Pull out every line with the word "assessment" from the entries below.

__Data entries__.
━━━

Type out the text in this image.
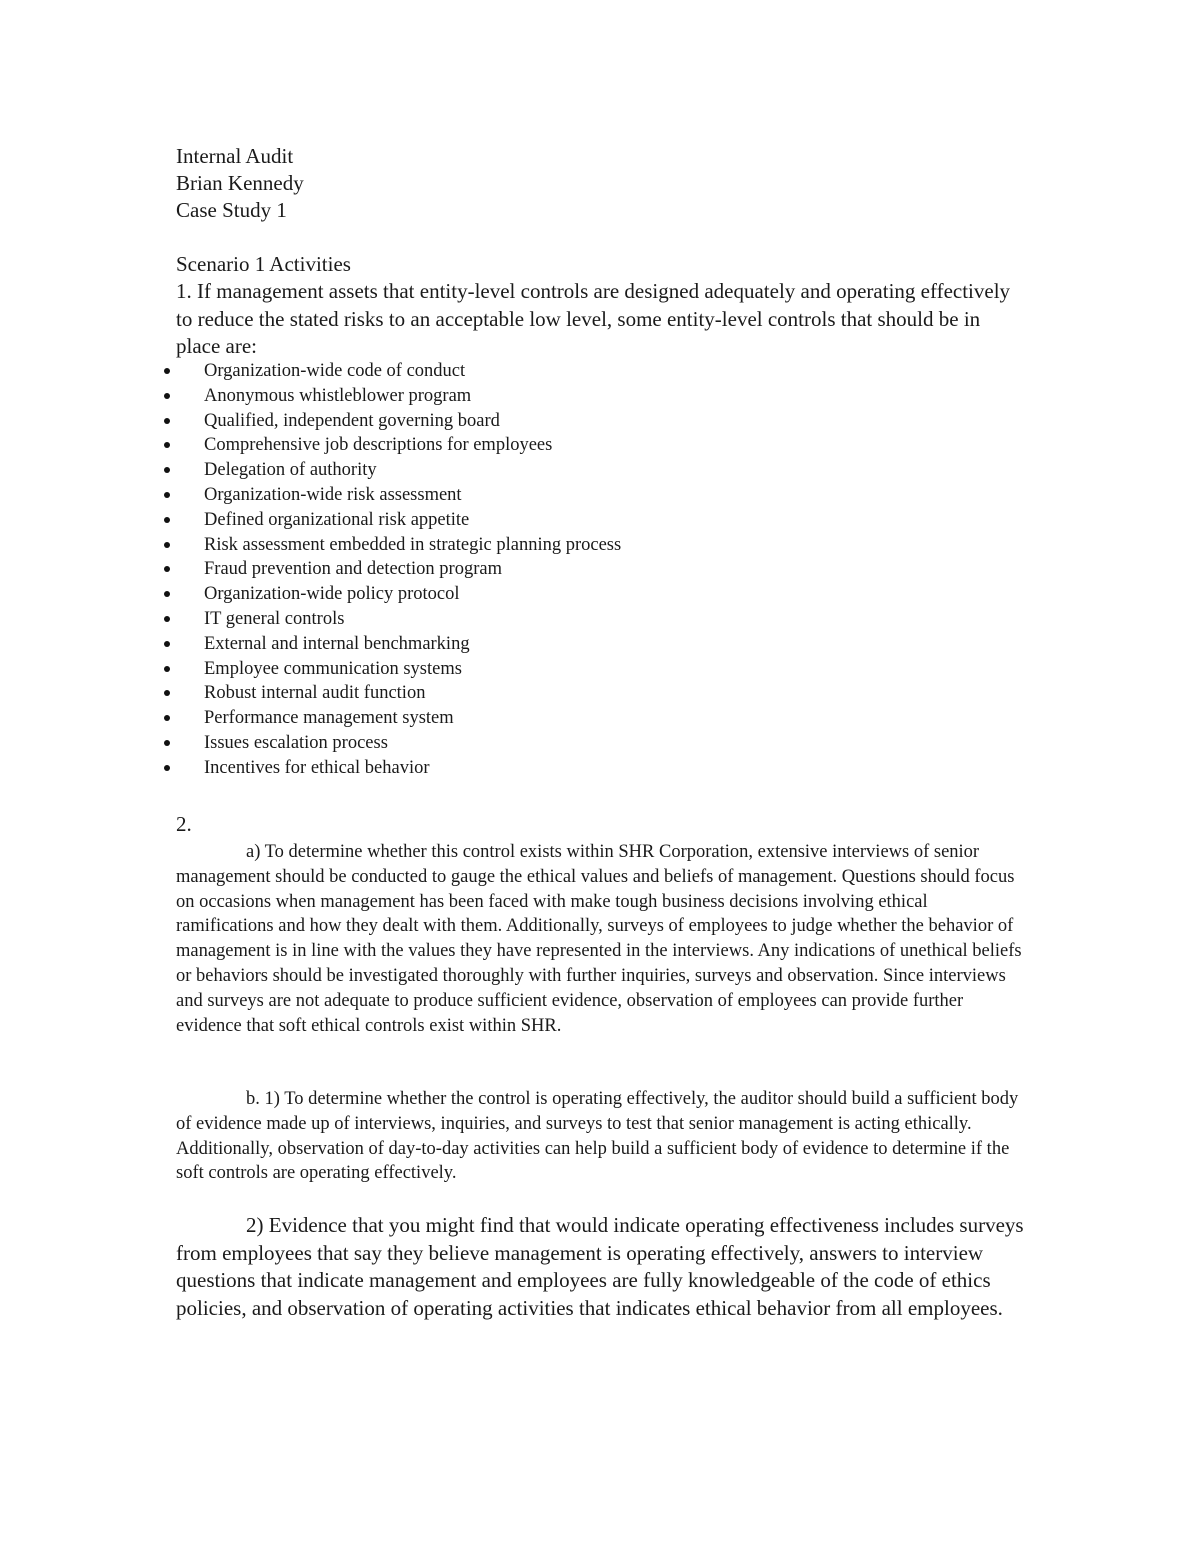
Internal Audit
Brian Kennedy
Case Study 1
Scenario 1 Activities
1. If management assets that entity-level controls are designed adequately and operating effectively to reduce the stated risks to an acceptable low level, some entity-level controls that should be in place are:
Organization-wide code of conduct
Anonymous whistleblower program
Qualified, independent governing board
Comprehensive job descriptions for employees
Delegation of authority
Organization-wide risk assessment
Defined organizational risk appetite
Risk assessment embedded in strategic planning process
Fraud prevention and detection program
Organization-wide policy protocol
IT general controls
External and internal benchmarking
Employee communication systems
Robust internal audit function
Performance management system
Issues escalation process
Incentives for ethical behavior
2.
a) To determine whether this control exists within SHR Corporation, extensive interviews of senior management should be conducted to gauge the ethical values and beliefs of management. Questions should focus on occasions when management has been faced with make tough business decisions involving ethical ramifications and how they dealt with them. Additionally, surveys of employees to judge whether the behavior of management is in line with the values they have represented in the interviews. Any indications of unethical beliefs or behaviors should be investigated thoroughly with further inquiries, surveys and observation. Since interviews and surveys are not adequate to produce sufficient evidence, observation of employees can provide further evidence that soft ethical controls exist within SHR.
b. 1) To determine whether the control is operating effectively, the auditor should build a sufficient body of evidence made up of interviews, inquiries, and surveys to test that senior management is acting ethically. Additionally, observation of day-to-day activities can help build a sufficient body of evidence to determine if the soft controls are operating effectively.
2) Evidence that you might find that would indicate operating effectiveness includes surveys from employees that say they believe management is operating effectively, answers to interview questions that indicate management and employees are fully knowledgeable of the code of ethics policies, and observation of operating activities that indicates ethical behavior from all employees.
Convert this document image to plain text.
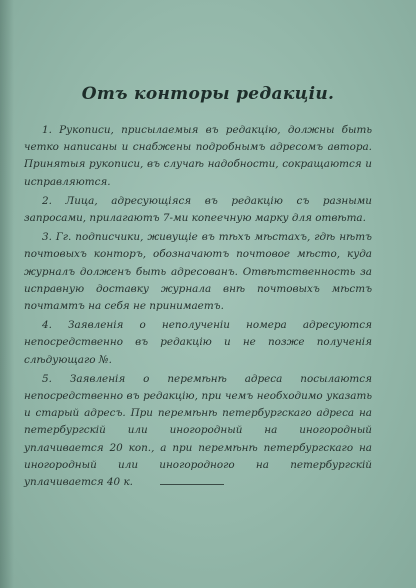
Отъ конторы редакціи.

1. Рукописи, присылаемыя въ редакцію, должны быть четко написаны и снабжены подробнымъ адресомъ автора. Принятыя рукописи, въ случаѣ надобности, сокращаются и исправляются.

2. Лица, адресующіяся въ редакцію съ разными запросами, прилагаютъ 7-ми копеечную марку для отвѣта.

3. Гг. подписчики, живущіе въ тѣхъ мѣстахъ, гдѣ нѣтъ почтовыхъ конторъ, обозначаютъ почтовое мѣсто, куда журналъ долженъ быть адресованъ. Отвѣтственность за исправную доставку журнала внѣ почтовыхъ мѣстъ почтамтъ на себя не принимаетъ.

4. Заявленія о неполученіи номера адресуются непосредственно въ редакцію и не позже полученія слѣдующаго №.

5. Заявленія о перемѣнѣ адреса посылаются непосредственно въ редакцію, при чемъ необходимо указать и старый адресъ. При перемѣнѣ петербургскаго адреса на петербургскій или иногородный на иногородный уплачивается 20 коп., а при перемѣнѣ петербургскаго на иногородный или иногородного на петербургскій уплачивается 40 к.
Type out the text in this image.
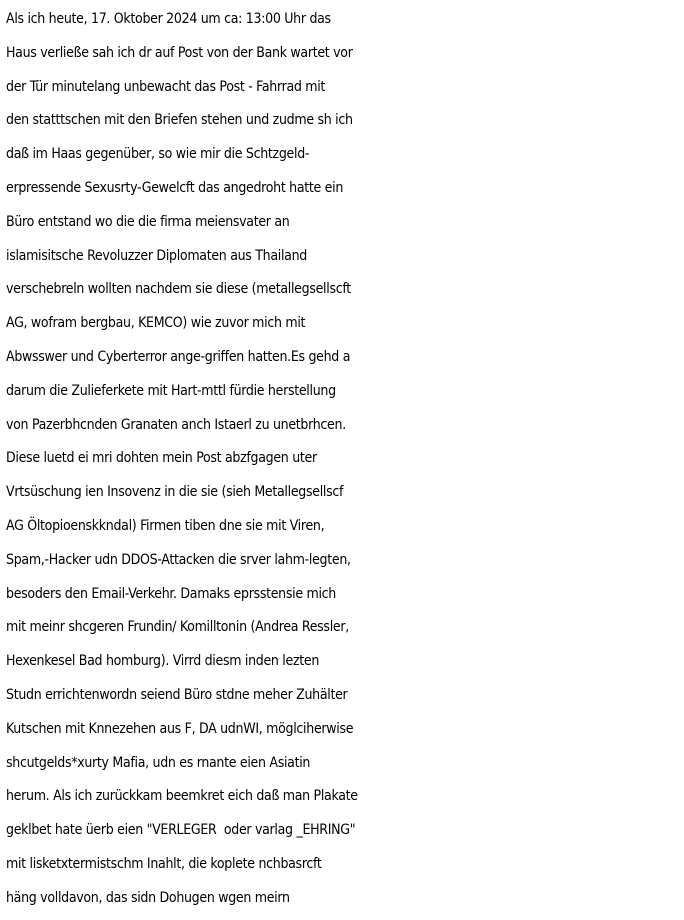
Als ich heute, 17. Oktober 2024 um ca: 13:00 Uhr das
Haus verließe sah ich dr auf Post von der Bank wartet vor
der Tür minutelang unbewacht das Post - Fahrrad mit
den statttschen mit den Briefen stehen und zudme sh ich
daß im Haas gegenüber, so wie mir die Schtzgeld-
erpressende Sexusrty-Gewelcft das angedroht hatte ein
Büro entstand wo die die firma meiensvater an
islamisitsche Revoluzzer Diplomaten aus Thailand
verschebreln wollten nachdem sie diese (metallegsellscft
AG, wofram bergbau, KEMCO) wie zuvor mich mit
Abwsswer und Cyberterror ange-griffen hatten.Es gehd a
darum die Zulieferkete mit Hart-mttl fürdie herstellung
von Pazerbhcnden Granaten anch Istaerl zu unetbrhcen.
Diese luetd ei mri dohten mein Post abzfgagen uter
Vrtsüschung ien Insovenz in die sie (sieh Metallegsellscf
AG Öltopioenskkndal) Firmen tiben dne sie mit Viren,
Spam,-Hacker udn DDOS-Attacken die srver lahm-legten,
besoders den Email-Verkehr. Damaks eprsstensie mich
mit meinr shcgeren Frundin/ Komilltonin (Andrea Ressler,
Hexenkesel Bad homburg). Virrd diesm inden lezten
Studn errichtenwordn seiend Büro stdne meher Zuhälter
Kutschen mit Knnezehen aus F, DA udnWI, möglciherwise
shcutgelds*xurty Mafia, udn es rnante eien Asiatin
herum. Als ich zurückkam beemkret eich daß man Plakate
geklbet hate üerb eien "VERLEGER  oder varlag _EHRING"
mit lisketxtermistschm Inahlt, die koplete nchbasrcft
häng volldavon, das sidn Dohugen wgen meirn
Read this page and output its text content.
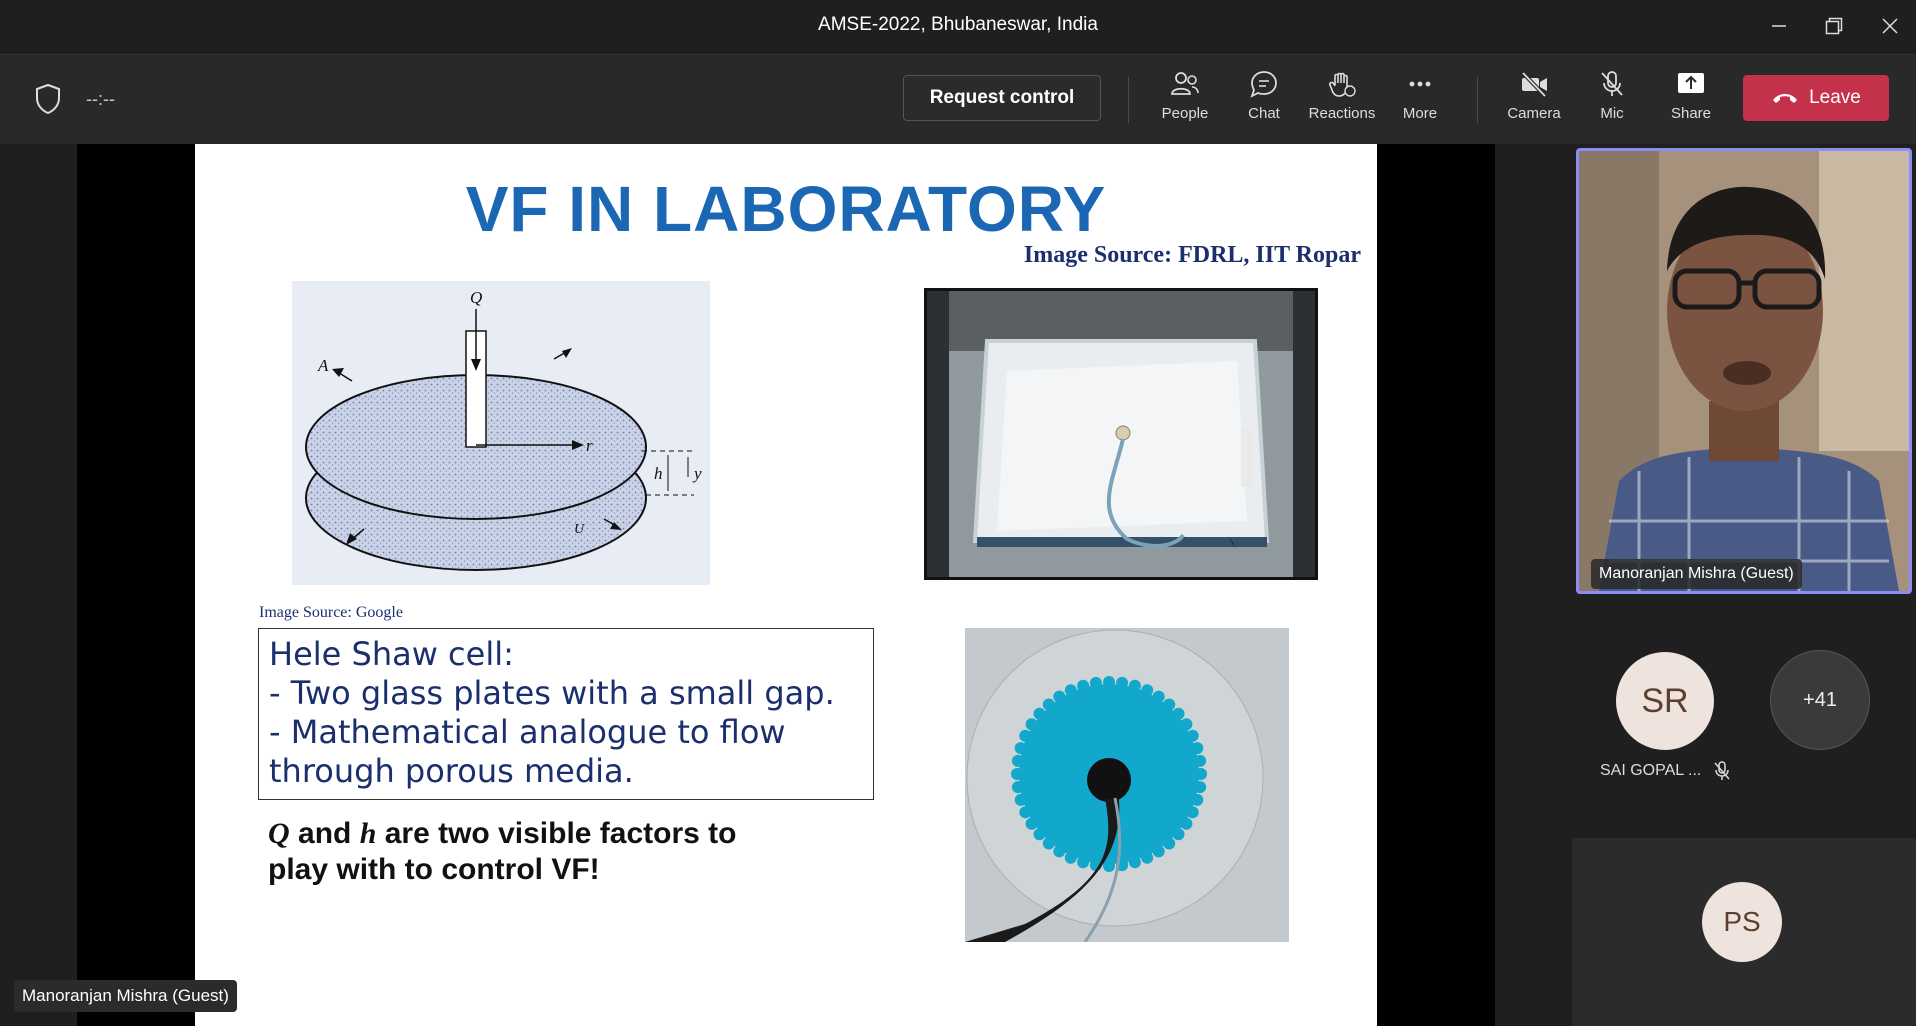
AMSE-2022, Bhubaneswar, India
--:--	Request control
People	Chat Reactions More	Camera	Mic	Share
Leave
VF IN LABORATORY
Image Source: FDRL, IIT Ropar
Q
A
r
h y
U
Image Source: Google
Hele Shaw cell:
- Two glass plates with a small gap.
- Mathematical analogue to flow
through porous media.
Q and h are two visible factors to
play with to control VF!
Manoranjan Mishra (Guest)
Manoranjan Mishra (Guest)
SR	+41
SAI GOPAL ...
PS
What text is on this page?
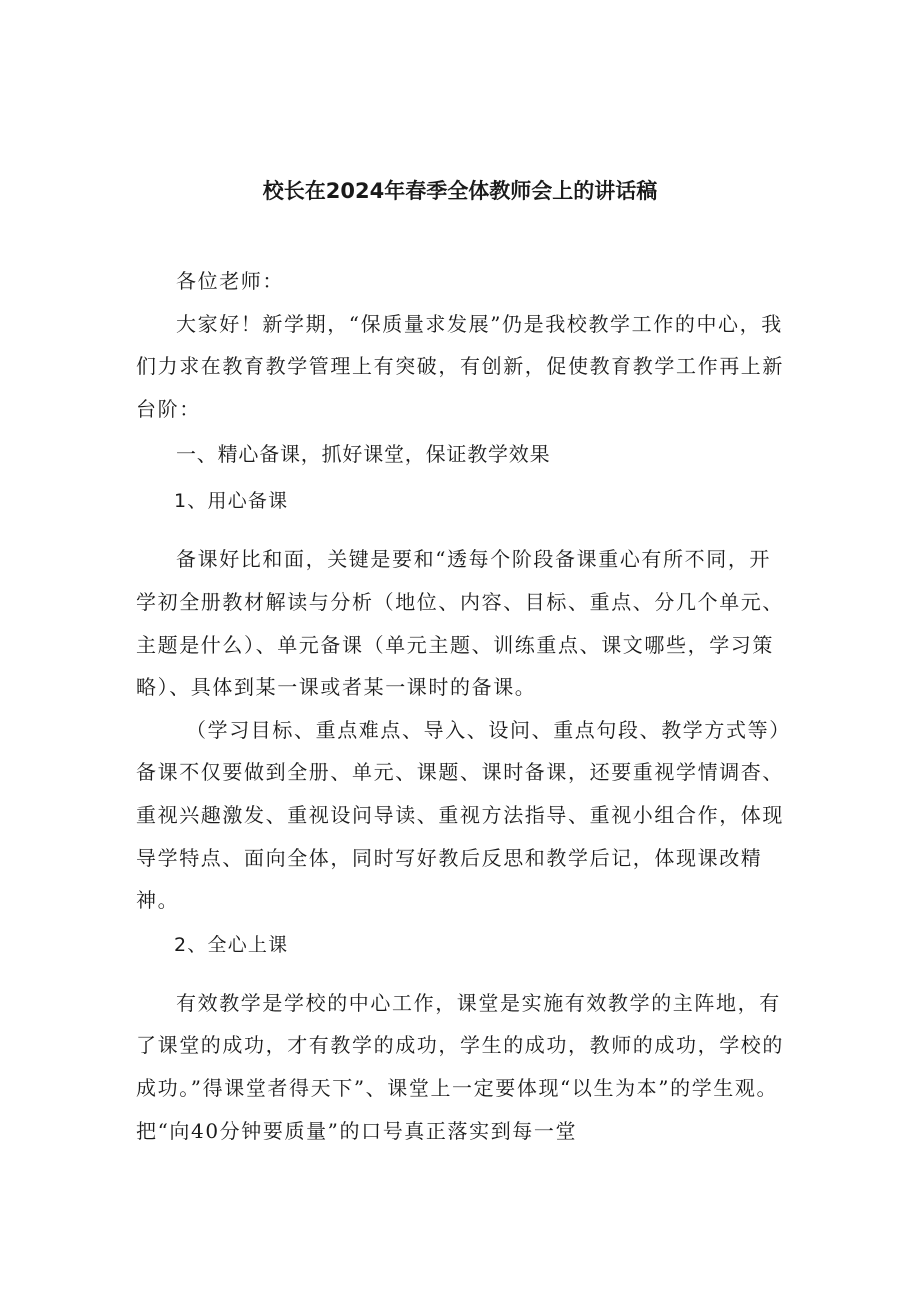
校长在2024年春季全体教师会上的讲话稿

各位老师：

大家好！新学期，“保质量求发展”仍是我校教学工作的中心，我们力求在教育教学管理上有突破，有创新，促使教育教学工作再上新台阶：

一、精心备课，抓好课堂，保证教学效果

1、用心备课

备课好比和面，关键是要和“透每个阶段备课重心有所不同，开学初全册教材解读与分析（地位、内容、目标、重点、分几个单元、主题是什么）、单元备课（单元主题、训练重点、课文哪些，学习策略）、具体到某一课或者某一课时的备课。

（学习目标、重点难点、导入、设问、重点句段、教学方式等）备课不仅要做到全册、单元、课题、课时备课，还要重视学情调杳、重视兴趣激发、重视设问导读、重视方法指导、重视小组合作，体现导学特点、面向全体，同时写好教后反思和教学后记，体现课改精神。

2、全心上课

有效教学是学校的中心工作，课堂是实施有效教学的主阵地，有了课堂的成功，才有教学的成功，学生的成功，教师的成功，学校的成功。”得课堂者得天下”、课堂上一定要体现“以生为本”的学生观。把“向40分钟要质量”的口号真正落实到每一堂
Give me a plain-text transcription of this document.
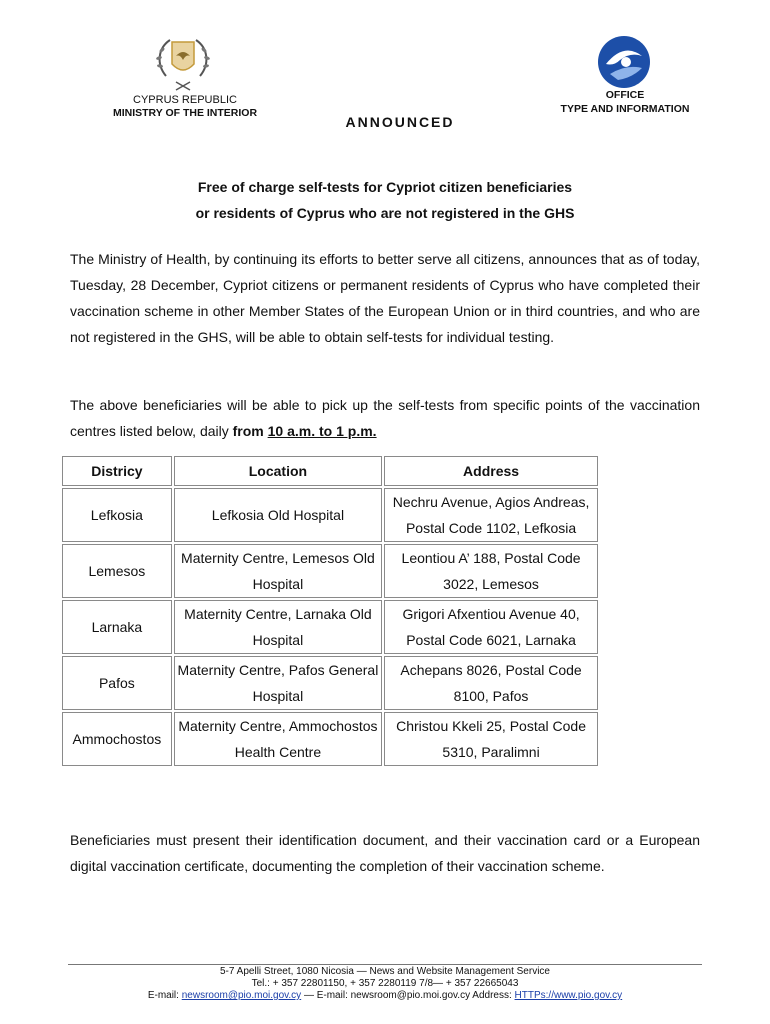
CYPRUS REPUBLIC
MINISTRY OF THE INTERIOR
OFFICE
TYPE AND INFORMATION
ANNOUNCED
Free of charge self-tests for Cypriot citizen beneficiaries
or residents of Cyprus who are not registered in the GHS
The Ministry of Health, by continuing its efforts to better serve all citizens, announces that as of today, Tuesday, 28 December, Cypriot citizens or permanent residents of Cyprus who have completed their vaccination scheme in other Member States of the European Union or in third countries, and who are not registered in the GHS, will be able to obtain self-tests for individual testing.
The above beneficiaries will be able to pick up the self-tests from specific points of the vaccination centres listed below, daily from 10 a.m. to 1 p.m.
Districy	Location	Address
Lefkosia	Lefkosia Old Hospital	Nechru Avenue, Agios Andreas, Postal Code 1102, Lefkosia
Lemesos	Maternity Centre, Lemesos Old Hospital	Leontiou A’ 188, Postal Code 3022, Lemesos
Larnaka	Maternity Centre, Larnaka Old Hospital	Grigori Afxentiou Avenue 40, Postal Code 6021, Larnaka
Pafos	Maternity Centre, Pafos General Hospital	Achepans 8026, Postal Code 8100, Pafos
Ammochostos	Maternity Centre, Ammochostos Health Centre	Christou Kkeli 25, Postal Code 5310, Paralimni
Beneficiaries must present their identification document, and their vaccination card or a European digital vaccination certificate, documenting the completion of their vaccination scheme.
5-7 Apelli Street, 1080 Nicosia — News and Website Management Service
Tel.: + 357 22801150, + 357 2280119 7/8— + 357 22665043
E-mail: newsroom@pio.moi.gov.cy — E-mail: newsroom@pio.moi.gov.cy Address: HTTPs://www.pio.gov.cy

━━━

__Answer in full__.
Organization-wide risk assessment
Risk assessment embedded in strategic planning process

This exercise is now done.